_WHAT NEEDS TO BE DONE_
Reproduce the records below exactly as given.
— BEGIN WORKING DATA —
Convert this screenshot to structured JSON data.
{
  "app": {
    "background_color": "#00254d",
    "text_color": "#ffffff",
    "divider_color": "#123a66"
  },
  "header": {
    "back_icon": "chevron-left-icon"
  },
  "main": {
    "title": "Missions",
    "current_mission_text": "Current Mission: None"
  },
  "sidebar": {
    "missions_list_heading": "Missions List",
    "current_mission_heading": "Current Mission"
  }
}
— END WORKING DATA —
_EXERCISE RESPONSE_
Convert this screenshot to structured JSON data.
{
  "app": {
    "background_color": "#00254d",
    "text_color": "#ffffff",
    "divider_color": "#123a66"
  },
  "header": {
    "back_icon": "chevron-left-icon"
  },
  "main": {
    "title": "Missions",
    "current_mission_text": "Current Mission: None"
  },
  "sidebar": {
    "missions_list_heading": "Missions List",
    "current_mission_heading": "Current Mission"
  }
}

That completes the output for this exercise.